++++ Available records

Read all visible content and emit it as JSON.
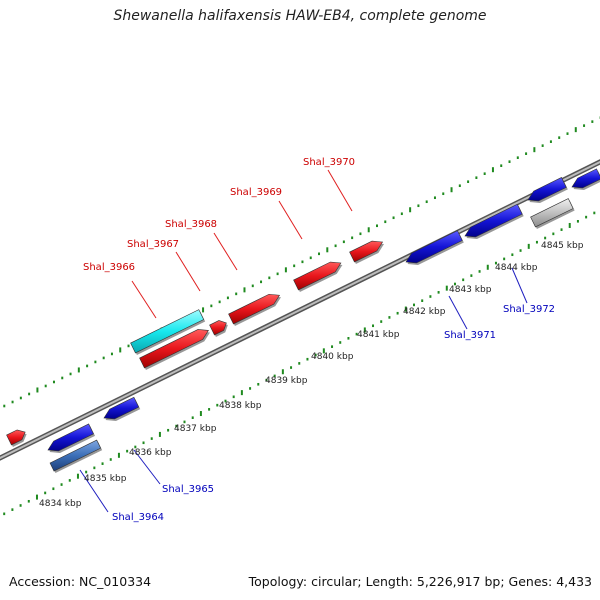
{
  "title": "Shewanella halifaxensis HAW-EB4, complete genome",
  "footer": {
    "accession": "Accession: NC_010334",
    "info": "Topology: circular; Length: 5,226,917 bp; Genes: 4,433"
  },
  "colors": {
    "forward_gene": "#e8161c",
    "reverse_gene": "#1414d6",
    "highlight_gene": "#18e8ee",
    "selected_gene": "#3c6fb8",
    "other_feature": "#c0c0c0",
    "backbone": "#888888",
    "tick": "#1f8a1f",
    "forward_label": "#cc0000",
    "reverse_label": "#0000bb"
  },
  "kbp_labels": [
    "4834 kbp",
    "4835 kbp",
    "4836 kbp",
    "4837 kbp",
    "4838 kbp",
    "4839 kbp",
    "4840 kbp",
    "4841 kbp",
    "4842 kbp",
    "4843 kbp",
    "4844 kbp",
    "4845 kbp"
  ],
  "gene_labels": [
    {
      "id": "Shal_3964",
      "strand": "reverse"
    },
    {
      "id": "Shal_3965",
      "strand": "reverse"
    },
    {
      "id": "Shal_3966",
      "strand": "forward"
    },
    {
      "id": "Shal_3967",
      "strand": "forward"
    },
    {
      "id": "Shal_3968",
      "strand": "forward"
    },
    {
      "id": "Shal_3969",
      "strand": "forward"
    },
    {
      "id": "Shal_3970",
      "strand": "forward"
    },
    {
      "id": "Shal_3971",
      "strand": "reverse"
    },
    {
      "id": "Shal_3972",
      "strand": "reverse"
    }
  ]
}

++++++++

*Try it*: Retype the data above exactly. Leave the pictures out.

*Solved problem*:
Read all visible content and emit it as JSON.
{
  "title": "Shewanella halifaxensis HAW-EB4, complete genome",
  "footer": {
    "accession": "Accession: NC_010334",
    "info": "Topology: circular; Length: 5,226,917 bp; Genes: 4,433"
  },
  "colors": {
    "forward_gene": "#e8161c",
    "reverse_gene": "#1414d6",
    "highlight_gene": "#18e8ee",
    "selected_gene": "#3c6fb8",
    "other_feature": "#c0c0c0",
    "backbone": "#888888",
    "tick": "#1f8a1f",
    "forward_label": "#cc0000",
    "reverse_label": "#0000bb"
  },
  "kbp_labels": [
    "4834 kbp",
    "4835 kbp",
    "4836 kbp",
    "4837 kbp",
    "4838 kbp",
    "4839 kbp",
    "4840 kbp",
    "4841 kbp",
    "4842 kbp",
    "4843 kbp",
    "4844 kbp",
    "4845 kbp"
  ],
  "gene_labels": [
    {
      "id": "Shal_3964",
      "strand": "reverse"
    },
    {
      "id": "Shal_3965",
      "strand": "reverse"
    },
    {
      "id": "Shal_3966",
      "strand": "forward"
    },
    {
      "id": "Shal_3967",
      "strand": "forward"
    },
    {
      "id": "Shal_3968",
      "strand": "forward"
    },
    {
      "id": "Shal_3969",
      "strand": "forward"
    },
    {
      "id": "Shal_3970",
      "strand": "forward"
    },
    {
      "id": "Shal_3971",
      "strand": "reverse"
    },
    {
      "id": "Shal_3972",
      "strand": "reverse"
    }
  ]
}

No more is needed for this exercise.